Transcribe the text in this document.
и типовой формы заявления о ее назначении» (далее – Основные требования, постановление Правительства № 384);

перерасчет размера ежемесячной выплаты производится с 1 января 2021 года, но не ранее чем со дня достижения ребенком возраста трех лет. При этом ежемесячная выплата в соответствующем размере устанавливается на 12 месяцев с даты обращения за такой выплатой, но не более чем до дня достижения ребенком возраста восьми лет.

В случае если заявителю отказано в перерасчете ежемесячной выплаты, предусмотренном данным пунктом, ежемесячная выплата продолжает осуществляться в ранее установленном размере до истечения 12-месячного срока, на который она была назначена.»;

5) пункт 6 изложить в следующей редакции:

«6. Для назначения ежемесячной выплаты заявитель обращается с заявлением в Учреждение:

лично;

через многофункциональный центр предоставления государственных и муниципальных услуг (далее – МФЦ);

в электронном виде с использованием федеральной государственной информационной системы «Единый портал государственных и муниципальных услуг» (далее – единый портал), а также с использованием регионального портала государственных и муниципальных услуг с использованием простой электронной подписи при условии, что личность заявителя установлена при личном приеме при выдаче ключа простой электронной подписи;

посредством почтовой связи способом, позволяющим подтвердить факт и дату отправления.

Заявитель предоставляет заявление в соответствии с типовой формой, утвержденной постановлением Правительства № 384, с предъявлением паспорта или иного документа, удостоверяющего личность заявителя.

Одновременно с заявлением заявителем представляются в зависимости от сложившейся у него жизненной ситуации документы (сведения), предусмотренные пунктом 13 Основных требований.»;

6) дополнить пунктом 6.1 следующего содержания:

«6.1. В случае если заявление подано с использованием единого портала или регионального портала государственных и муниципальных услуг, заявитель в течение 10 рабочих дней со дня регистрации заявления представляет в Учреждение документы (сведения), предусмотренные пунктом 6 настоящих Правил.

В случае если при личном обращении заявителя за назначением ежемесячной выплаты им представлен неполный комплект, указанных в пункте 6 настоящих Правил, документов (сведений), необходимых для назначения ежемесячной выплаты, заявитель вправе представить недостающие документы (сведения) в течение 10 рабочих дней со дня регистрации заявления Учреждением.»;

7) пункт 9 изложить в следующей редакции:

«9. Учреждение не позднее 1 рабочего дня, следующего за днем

------------------------------------------------------------

#### [Required task]
Read through the data and copy every line where "следующего" shows up.

#### [Final answer]
6) дополнить пунктом 6.1 следующего содержания:
«9. Учреждение не позднее 1 рабочего дня, следующего за днем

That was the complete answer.